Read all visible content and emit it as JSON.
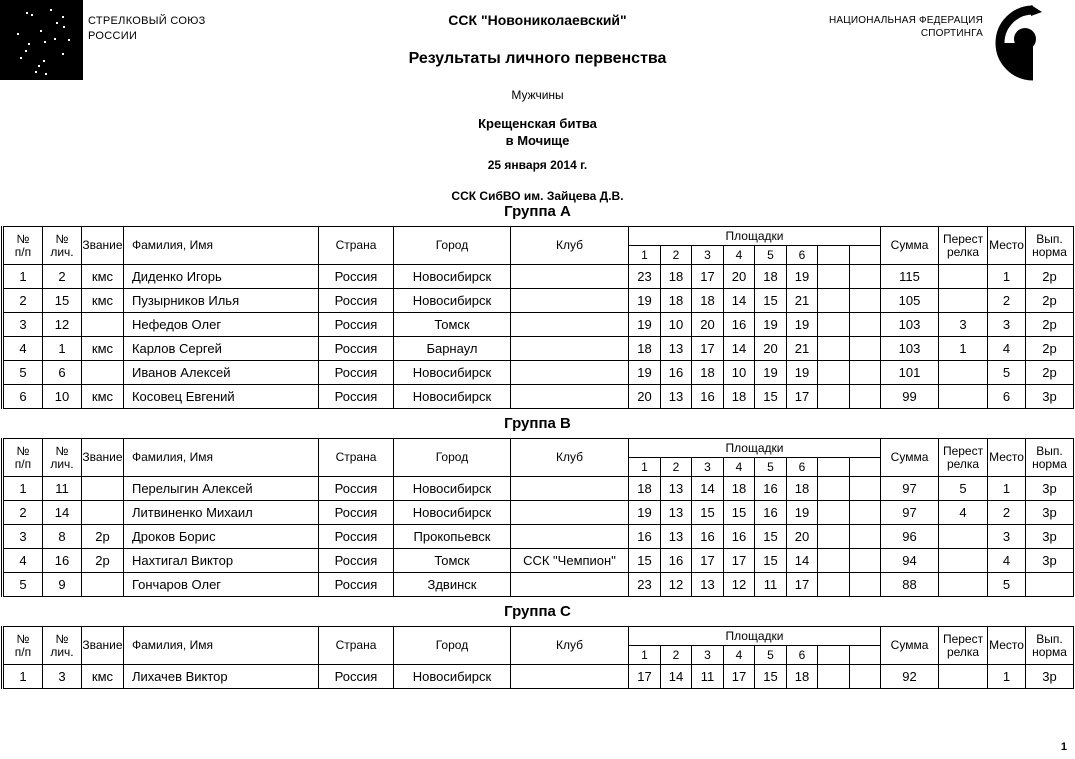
{
  "page": {
    "background": "#ffffff",
    "text_color": "#000000",
    "page_number": "1"
  },
  "header": {
    "left_org": {
      "line1": "СТРЕЛКОВЫЙ СОЮЗ",
      "line2": "РОССИИ"
    },
    "club_title": "ССК \"Новониколаевский\"",
    "doc_title": "Результаты личного первенства",
    "category": "Мужчины",
    "event_title_line1": "Крещенская битва",
    "event_title_line2": "в Мочище",
    "event_date": "25 января 2014 г.",
    "venue": "ССК СибВО им. Зайцева Д.В.",
    "right_org": {
      "line1": "НАЦИОНАЛЬНАЯ ФЕДЕРАЦИЯ",
      "line2": "СПОРТИНГА"
    }
  },
  "table_headers": {
    "num": [
      "№",
      "п/п"
    ],
    "num_personal": [
      "№",
      "лич."
    ],
    "rank": "Звание",
    "name": "Фамилия, Имя",
    "country": "Страна",
    "city": "Город",
    "club": "Клуб",
    "stations": "Площадки",
    "station_numbers": [
      "1",
      "2",
      "3",
      "4",
      "5",
      "6",
      "",
      ""
    ],
    "sum": "Сумма",
    "shootoff": [
      "Перест",
      "релка"
    ],
    "place": "Место",
    "norm": [
      "Вып.",
      "норма"
    ]
  },
  "groups": [
    {
      "title": "Группа А",
      "rows": [
        {
          "n": "1",
          "id": "2",
          "rank": "кмс",
          "name": "Диденко Игорь",
          "country": "Россия",
          "city": "Новосибирск",
          "club": "",
          "scores": [
            "23",
            "18",
            "17",
            "20",
            "18",
            "19",
            "",
            ""
          ],
          "sum": "115",
          "shootoff": "",
          "place": "1",
          "norm": "2р"
        },
        {
          "n": "2",
          "id": "15",
          "rank": "кмс",
          "name": "Пузырников Илья",
          "country": "Россия",
          "city": "Новосибирск",
          "club": "",
          "scores": [
            "19",
            "18",
            "18",
            "14",
            "15",
            "21",
            "",
            ""
          ],
          "sum": "105",
          "shootoff": "",
          "place": "2",
          "norm": "2р"
        },
        {
          "n": "3",
          "id": "12",
          "rank": "",
          "name": "Нефедов Олег",
          "country": "Россия",
          "city": "Томск",
          "club": "",
          "scores": [
            "19",
            "10",
            "20",
            "16",
            "19",
            "19",
            "",
            ""
          ],
          "sum": "103",
          "shootoff": "3",
          "place": "3",
          "norm": "2р"
        },
        {
          "n": "4",
          "id": "1",
          "rank": "кмс",
          "name": "Карлов Сергей",
          "country": "Россия",
          "city": "Барнаул",
          "club": "",
          "scores": [
            "18",
            "13",
            "17",
            "14",
            "20",
            "21",
            "",
            ""
          ],
          "sum": "103",
          "shootoff": "1",
          "place": "4",
          "norm": "2р"
        },
        {
          "n": "5",
          "id": "6",
          "rank": "",
          "name": "Иванов Алексей",
          "country": "Россия",
          "city": "Новосибирск",
          "club": "",
          "scores": [
            "19",
            "16",
            "18",
            "10",
            "19",
            "19",
            "",
            ""
          ],
          "sum": "101",
          "shootoff": "",
          "place": "5",
          "norm": "2р"
        },
        {
          "n": "6",
          "id": "10",
          "rank": "кмс",
          "name": "Косовец Евгений",
          "country": "Россия",
          "city": "Новосибирск",
          "club": "",
          "scores": [
            "20",
            "13",
            "16",
            "18",
            "15",
            "17",
            "",
            ""
          ],
          "sum": "99",
          "shootoff": "",
          "place": "6",
          "norm": "3р"
        }
      ]
    },
    {
      "title": "Группа В",
      "rows": [
        {
          "n": "1",
          "id": "11",
          "rank": "",
          "name": "Перелыгин Алексей",
          "country": "Россия",
          "city": "Новосибирск",
          "club": "",
          "scores": [
            "18",
            "13",
            "14",
            "18",
            "16",
            "18",
            "",
            ""
          ],
          "sum": "97",
          "shootoff": "5",
          "place": "1",
          "norm": "3р"
        },
        {
          "n": "2",
          "id": "14",
          "rank": "",
          "name": "Литвиненко Михаил",
          "country": "Россия",
          "city": "Новосибирск",
          "club": "",
          "scores": [
            "19",
            "13",
            "15",
            "15",
            "16",
            "19",
            "",
            ""
          ],
          "sum": "97",
          "shootoff": "4",
          "place": "2",
          "norm": "3р"
        },
        {
          "n": "3",
          "id": "8",
          "rank": "2р",
          "name": "Дроков Борис",
          "country": "Россия",
          "city": "Прокопьевск",
          "club": "",
          "scores": [
            "16",
            "13",
            "16",
            "16",
            "15",
            "20",
            "",
            ""
          ],
          "sum": "96",
          "shootoff": "",
          "place": "3",
          "norm": "3р"
        },
        {
          "n": "4",
          "id": "16",
          "rank": "2р",
          "name": "Нахтигал Виктор",
          "country": "Россия",
          "city": "Томск",
          "club": "ССК \"Чемпион\"",
          "scores": [
            "15",
            "16",
            "17",
            "17",
            "15",
            "14",
            "",
            ""
          ],
          "sum": "94",
          "shootoff": "",
          "place": "4",
          "norm": "3р"
        },
        {
          "n": "5",
          "id": "9",
          "rank": "",
          "name": "Гончаров Олег",
          "country": "Россия",
          "city": "Здвинск",
          "club": "",
          "scores": [
            "23",
            "12",
            "13",
            "12",
            "11",
            "17",
            "",
            ""
          ],
          "sum": "88",
          "shootoff": "",
          "place": "5",
          "norm": ""
        }
      ]
    },
    {
      "title": "Группа С",
      "rows": [
        {
          "n": "1",
          "id": "3",
          "rank": "кмс",
          "name": "Лихачев Виктор",
          "country": "Россия",
          "city": "Новосибирск",
          "club": "",
          "scores": [
            "17",
            "14",
            "11",
            "17",
            "15",
            "18",
            "",
            ""
          ],
          "sum": "92",
          "shootoff": "",
          "place": "1",
          "norm": "3р"
        }
      ]
    }
  ]
}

GIVEN PROBLEM:
Restate the entire listing word for word, excluding pictures.

ANSWER TO THE PROBLEM:
Read all visible content and emit it as JSON.
{
  "page": {
    "background": "#ffffff",
    "text_color": "#000000",
    "page_number": "1"
  },
  "header": {
    "left_org": {
      "line1": "СТРЕЛКОВЫЙ СОЮЗ",
      "line2": "РОССИИ"
    },
    "club_title": "ССК \"Новониколаевский\"",
    "doc_title": "Результаты личного первенства",
    "category": "Мужчины",
    "event_title_line1": "Крещенская битва",
    "event_title_line2": "в Мочище",
    "event_date": "25 января 2014 г.",
    "venue": "ССК СибВО им. Зайцева Д.В.",
    "right_org": {
      "line1": "НАЦИОНАЛЬНАЯ ФЕДЕРАЦИЯ",
      "line2": "СПОРТИНГА"
    }
  },
  "table_headers": {
    "num": [
      "№",
      "п/п"
    ],
    "num_personal": [
      "№",
      "лич."
    ],
    "rank": "Звание",
    "name": "Фамилия, Имя",
    "country": "Страна",
    "city": "Город",
    "club": "Клуб",
    "stations": "Площадки",
    "station_numbers": [
      "1",
      "2",
      "3",
      "4",
      "5",
      "6",
      "",
      ""
    ],
    "sum": "Сумма",
    "shootoff": [
      "Перест",
      "релка"
    ],
    "place": "Место",
    "norm": [
      "Вып.",
      "норма"
    ]
  },
  "groups": [
    {
      "title": "Группа А",
      "rows": [
        {
          "n": "1",
          "id": "2",
          "rank": "кмс",
          "name": "Диденко Игорь",
          "country": "Россия",
          "city": "Новосибирск",
          "club": "",
          "scores": [
            "23",
            "18",
            "17",
            "20",
            "18",
            "19",
            "",
            ""
          ],
          "sum": "115",
          "shootoff": "",
          "place": "1",
          "norm": "2р"
        },
        {
          "n": "2",
          "id": "15",
          "rank": "кмс",
          "name": "Пузырников Илья",
          "country": "Россия",
          "city": "Новосибирск",
          "club": "",
          "scores": [
            "19",
            "18",
            "18",
            "14",
            "15",
            "21",
            "",
            ""
          ],
          "sum": "105",
          "shootoff": "",
          "place": "2",
          "norm": "2р"
        },
        {
          "n": "3",
          "id": "12",
          "rank": "",
          "name": "Нефедов Олег",
          "country": "Россия",
          "city": "Томск",
          "club": "",
          "scores": [
            "19",
            "10",
            "20",
            "16",
            "19",
            "19",
            "",
            ""
          ],
          "sum": "103",
          "shootoff": "3",
          "place": "3",
          "norm": "2р"
        },
        {
          "n": "4",
          "id": "1",
          "rank": "кмс",
          "name": "Карлов Сергей",
          "country": "Россия",
          "city": "Барнаул",
          "club": "",
          "scores": [
            "18",
            "13",
            "17",
            "14",
            "20",
            "21",
            "",
            ""
          ],
          "sum": "103",
          "shootoff": "1",
          "place": "4",
          "norm": "2р"
        },
        {
          "n": "5",
          "id": "6",
          "rank": "",
          "name": "Иванов Алексей",
          "country": "Россия",
          "city": "Новосибирск",
          "club": "",
          "scores": [
            "19",
            "16",
            "18",
            "10",
            "19",
            "19",
            "",
            ""
          ],
          "sum": "101",
          "shootoff": "",
          "place": "5",
          "norm": "2р"
        },
        {
          "n": "6",
          "id": "10",
          "rank": "кмс",
          "name": "Косовец Евгений",
          "country": "Россия",
          "city": "Новосибирск",
          "club": "",
          "scores": [
            "20",
            "13",
            "16",
            "18",
            "15",
            "17",
            "",
            ""
          ],
          "sum": "99",
          "shootoff": "",
          "place": "6",
          "norm": "3р"
        }
      ]
    },
    {
      "title": "Группа В",
      "rows": [
        {
          "n": "1",
          "id": "11",
          "rank": "",
          "name": "Перелыгин Алексей",
          "country": "Россия",
          "city": "Новосибирск",
          "club": "",
          "scores": [
            "18",
            "13",
            "14",
            "18",
            "16",
            "18",
            "",
            ""
          ],
          "sum": "97",
          "shootoff": "5",
          "place": "1",
          "norm": "3р"
        },
        {
          "n": "2",
          "id": "14",
          "rank": "",
          "name": "Литвиненко Михаил",
          "country": "Россия",
          "city": "Новосибирск",
          "club": "",
          "scores": [
            "19",
            "13",
            "15",
            "15",
            "16",
            "19",
            "",
            ""
          ],
          "sum": "97",
          "shootoff": "4",
          "place": "2",
          "norm": "3р"
        },
        {
          "n": "3",
          "id": "8",
          "rank": "2р",
          "name": "Дроков Борис",
          "country": "Россия",
          "city": "Прокопьевск",
          "club": "",
          "scores": [
            "16",
            "13",
            "16",
            "16",
            "15",
            "20",
            "",
            ""
          ],
          "sum": "96",
          "shootoff": "",
          "place": "3",
          "norm": "3р"
        },
        {
          "n": "4",
          "id": "16",
          "rank": "2р",
          "name": "Нахтигал Виктор",
          "country": "Россия",
          "city": "Томск",
          "club": "ССК \"Чемпион\"",
          "scores": [
            "15",
            "16",
            "17",
            "17",
            "15",
            "14",
            "",
            ""
          ],
          "sum": "94",
          "shootoff": "",
          "place": "4",
          "norm": "3р"
        },
        {
          "n": "5",
          "id": "9",
          "rank": "",
          "name": "Гончаров Олег",
          "country": "Россия",
          "city": "Здвинск",
          "club": "",
          "scores": [
            "23",
            "12",
            "13",
            "12",
            "11",
            "17",
            "",
            ""
          ],
          "sum": "88",
          "shootoff": "",
          "place": "5",
          "norm": ""
        }
      ]
    },
    {
      "title": "Группа С",
      "rows": [
        {
          "n": "1",
          "id": "3",
          "rank": "кмс",
          "name": "Лихачев Виктор",
          "country": "Россия",
          "city": "Новосибирск",
          "club": "",
          "scores": [
            "17",
            "14",
            "11",
            "17",
            "15",
            "18",
            "",
            ""
          ],
          "sum": "92",
          "shootoff": "",
          "place": "1",
          "norm": "3р"
        }
      ]
    }
  ]
}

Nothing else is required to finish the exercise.